** Problem statement **
Look through the listing and locate every line containing the word "ομαδικές"; copy those lines.

** Data for this exercise **
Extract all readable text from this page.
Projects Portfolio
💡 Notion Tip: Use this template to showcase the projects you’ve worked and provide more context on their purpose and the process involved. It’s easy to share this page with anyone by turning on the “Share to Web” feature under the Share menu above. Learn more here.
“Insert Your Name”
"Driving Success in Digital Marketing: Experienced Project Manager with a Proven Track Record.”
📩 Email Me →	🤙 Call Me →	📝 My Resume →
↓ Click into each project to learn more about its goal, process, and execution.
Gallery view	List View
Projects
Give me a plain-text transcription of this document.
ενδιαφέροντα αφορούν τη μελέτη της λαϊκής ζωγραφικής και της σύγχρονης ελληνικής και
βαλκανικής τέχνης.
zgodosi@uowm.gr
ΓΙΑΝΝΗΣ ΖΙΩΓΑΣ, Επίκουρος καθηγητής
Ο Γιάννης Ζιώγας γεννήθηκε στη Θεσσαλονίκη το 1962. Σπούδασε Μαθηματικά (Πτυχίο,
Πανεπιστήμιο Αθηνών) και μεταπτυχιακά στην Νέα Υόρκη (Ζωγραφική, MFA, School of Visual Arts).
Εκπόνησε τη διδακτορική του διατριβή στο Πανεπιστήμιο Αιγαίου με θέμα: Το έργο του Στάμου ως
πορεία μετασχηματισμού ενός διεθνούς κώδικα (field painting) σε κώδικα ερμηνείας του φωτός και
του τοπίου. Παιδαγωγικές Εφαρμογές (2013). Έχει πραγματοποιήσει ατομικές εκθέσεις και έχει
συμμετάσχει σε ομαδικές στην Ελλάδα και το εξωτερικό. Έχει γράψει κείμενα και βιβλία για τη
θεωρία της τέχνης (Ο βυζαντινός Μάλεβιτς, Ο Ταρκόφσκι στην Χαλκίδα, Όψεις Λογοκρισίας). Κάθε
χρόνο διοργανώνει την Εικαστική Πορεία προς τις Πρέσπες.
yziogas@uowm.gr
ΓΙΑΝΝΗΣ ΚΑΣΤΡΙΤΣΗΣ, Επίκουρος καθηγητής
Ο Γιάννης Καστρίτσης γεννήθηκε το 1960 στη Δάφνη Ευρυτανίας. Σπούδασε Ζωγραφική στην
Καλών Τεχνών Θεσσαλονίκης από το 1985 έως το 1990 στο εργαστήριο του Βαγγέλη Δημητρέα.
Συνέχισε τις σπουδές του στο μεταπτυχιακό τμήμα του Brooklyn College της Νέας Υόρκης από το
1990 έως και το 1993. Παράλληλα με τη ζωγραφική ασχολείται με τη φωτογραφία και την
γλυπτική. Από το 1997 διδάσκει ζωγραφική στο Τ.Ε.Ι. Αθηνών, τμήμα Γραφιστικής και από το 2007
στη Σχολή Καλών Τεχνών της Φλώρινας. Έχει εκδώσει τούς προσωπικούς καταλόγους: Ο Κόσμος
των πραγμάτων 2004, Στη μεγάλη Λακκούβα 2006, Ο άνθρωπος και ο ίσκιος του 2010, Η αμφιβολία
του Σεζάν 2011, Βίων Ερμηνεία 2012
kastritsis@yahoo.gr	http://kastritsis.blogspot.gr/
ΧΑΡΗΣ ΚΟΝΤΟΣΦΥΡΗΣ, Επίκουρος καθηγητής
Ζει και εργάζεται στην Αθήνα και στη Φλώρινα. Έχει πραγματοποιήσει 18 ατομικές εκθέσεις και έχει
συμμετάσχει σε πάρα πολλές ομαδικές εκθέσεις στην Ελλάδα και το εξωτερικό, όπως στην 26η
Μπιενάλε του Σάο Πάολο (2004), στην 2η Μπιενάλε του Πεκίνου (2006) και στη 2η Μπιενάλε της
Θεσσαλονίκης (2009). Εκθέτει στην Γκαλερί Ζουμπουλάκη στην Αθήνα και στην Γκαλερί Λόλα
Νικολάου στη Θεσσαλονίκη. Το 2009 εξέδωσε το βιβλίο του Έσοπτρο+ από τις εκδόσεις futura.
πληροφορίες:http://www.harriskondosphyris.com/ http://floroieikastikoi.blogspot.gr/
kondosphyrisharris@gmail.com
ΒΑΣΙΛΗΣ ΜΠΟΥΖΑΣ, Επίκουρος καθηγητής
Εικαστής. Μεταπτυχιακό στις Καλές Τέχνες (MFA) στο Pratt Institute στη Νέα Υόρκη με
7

** Output of the task **
συμμετάσχει σε ομαδικές στην Ελλάδα και το εξωτερικό. Έχει γράψει κείμενα και βιβλία για τη
συμμετάσχει σε πάρα πολλές ομαδικές εκθέσεις στην Ελλάδα και το εξωτερικό, όπως στην 26η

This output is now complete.